(DIRECTIONS FOR THIS TASK): Gather each line containing the string "Durée" from these entries.

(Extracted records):
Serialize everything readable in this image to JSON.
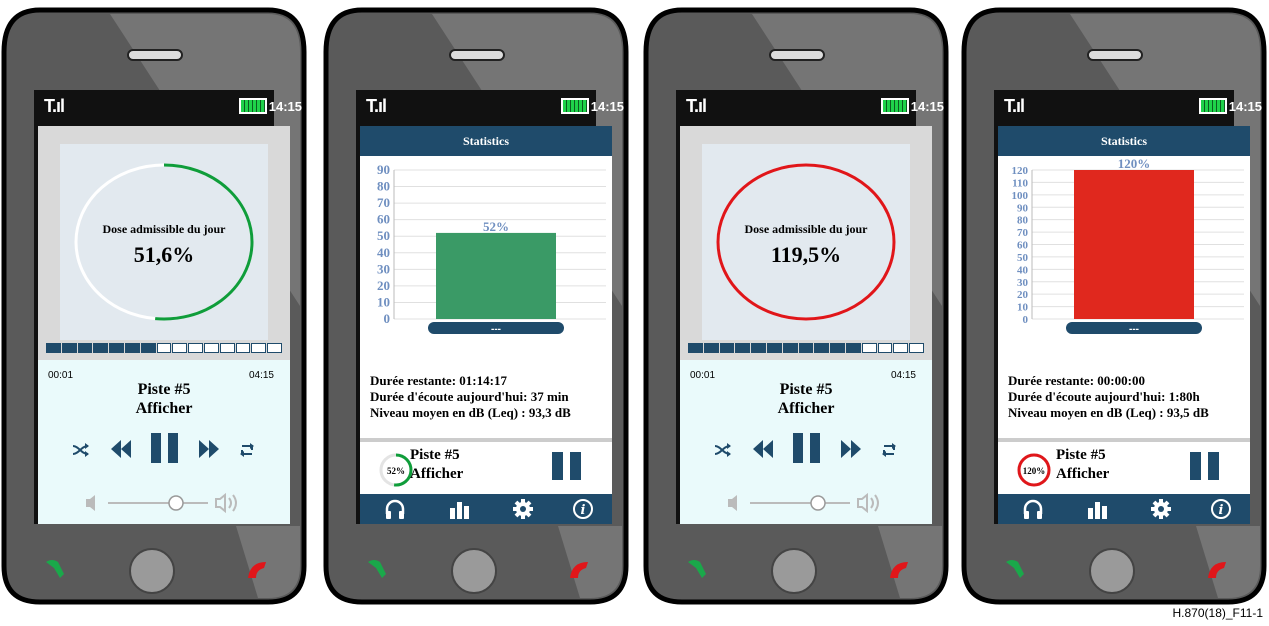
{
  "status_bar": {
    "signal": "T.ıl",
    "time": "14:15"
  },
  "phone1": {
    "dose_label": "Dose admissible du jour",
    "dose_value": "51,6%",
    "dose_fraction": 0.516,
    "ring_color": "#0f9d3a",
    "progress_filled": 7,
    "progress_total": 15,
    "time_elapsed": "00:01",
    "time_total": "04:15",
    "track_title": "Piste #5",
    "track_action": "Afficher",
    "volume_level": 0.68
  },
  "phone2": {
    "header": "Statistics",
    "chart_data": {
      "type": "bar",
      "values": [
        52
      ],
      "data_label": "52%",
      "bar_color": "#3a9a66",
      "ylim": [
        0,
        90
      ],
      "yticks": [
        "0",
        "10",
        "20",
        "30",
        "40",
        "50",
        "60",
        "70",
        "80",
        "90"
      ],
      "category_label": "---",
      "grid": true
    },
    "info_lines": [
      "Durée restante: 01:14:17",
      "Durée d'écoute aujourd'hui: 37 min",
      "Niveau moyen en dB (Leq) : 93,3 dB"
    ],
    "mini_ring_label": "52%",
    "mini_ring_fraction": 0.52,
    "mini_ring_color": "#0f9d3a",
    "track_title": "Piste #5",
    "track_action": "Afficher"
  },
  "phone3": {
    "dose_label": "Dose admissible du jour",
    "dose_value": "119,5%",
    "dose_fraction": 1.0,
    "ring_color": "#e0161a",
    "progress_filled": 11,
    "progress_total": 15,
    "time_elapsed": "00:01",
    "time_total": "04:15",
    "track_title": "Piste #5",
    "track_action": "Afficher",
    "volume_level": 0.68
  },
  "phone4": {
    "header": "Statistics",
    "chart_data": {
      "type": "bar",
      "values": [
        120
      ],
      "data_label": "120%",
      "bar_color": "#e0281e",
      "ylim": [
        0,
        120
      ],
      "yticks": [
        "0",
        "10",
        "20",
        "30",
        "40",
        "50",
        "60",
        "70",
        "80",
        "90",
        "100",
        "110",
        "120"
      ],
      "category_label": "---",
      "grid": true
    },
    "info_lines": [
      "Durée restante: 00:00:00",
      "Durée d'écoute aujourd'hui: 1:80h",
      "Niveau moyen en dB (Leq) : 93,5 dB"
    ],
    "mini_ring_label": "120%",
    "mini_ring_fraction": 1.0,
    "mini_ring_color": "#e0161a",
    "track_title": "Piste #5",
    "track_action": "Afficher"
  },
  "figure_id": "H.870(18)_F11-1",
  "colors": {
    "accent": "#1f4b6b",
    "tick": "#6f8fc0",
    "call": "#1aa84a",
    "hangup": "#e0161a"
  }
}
--
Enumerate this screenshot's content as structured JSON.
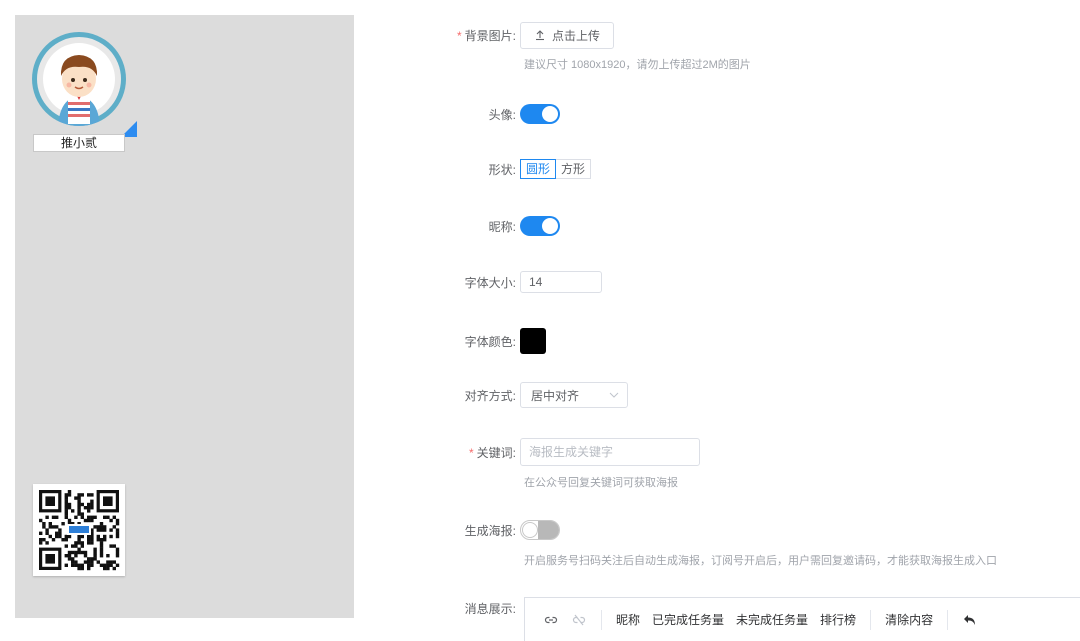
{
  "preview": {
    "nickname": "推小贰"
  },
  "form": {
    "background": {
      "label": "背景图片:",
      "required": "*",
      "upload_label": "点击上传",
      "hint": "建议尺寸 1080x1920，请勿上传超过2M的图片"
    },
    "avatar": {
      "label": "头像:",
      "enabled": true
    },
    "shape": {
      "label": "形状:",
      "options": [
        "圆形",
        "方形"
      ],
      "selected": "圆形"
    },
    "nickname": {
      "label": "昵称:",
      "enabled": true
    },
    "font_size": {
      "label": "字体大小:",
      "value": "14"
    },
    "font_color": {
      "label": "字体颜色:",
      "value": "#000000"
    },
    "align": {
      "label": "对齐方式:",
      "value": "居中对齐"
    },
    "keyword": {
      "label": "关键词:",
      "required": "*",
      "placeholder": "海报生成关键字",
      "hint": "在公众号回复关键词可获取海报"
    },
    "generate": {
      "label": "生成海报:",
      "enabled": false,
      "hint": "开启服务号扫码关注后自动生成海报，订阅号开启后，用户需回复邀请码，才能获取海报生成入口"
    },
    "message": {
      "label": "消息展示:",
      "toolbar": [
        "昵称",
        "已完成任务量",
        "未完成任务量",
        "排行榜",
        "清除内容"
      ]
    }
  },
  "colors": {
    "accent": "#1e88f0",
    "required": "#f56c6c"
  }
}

(OUTPUT FOR THIS EXERCISE):
      "Durée restante: 01:14:17",
      "Durée d'écoute aujourd'hui: 37 min",
      "Durée restante: 00:00:00",
      "Durée d'écoute aujourd'hui: 1:80h",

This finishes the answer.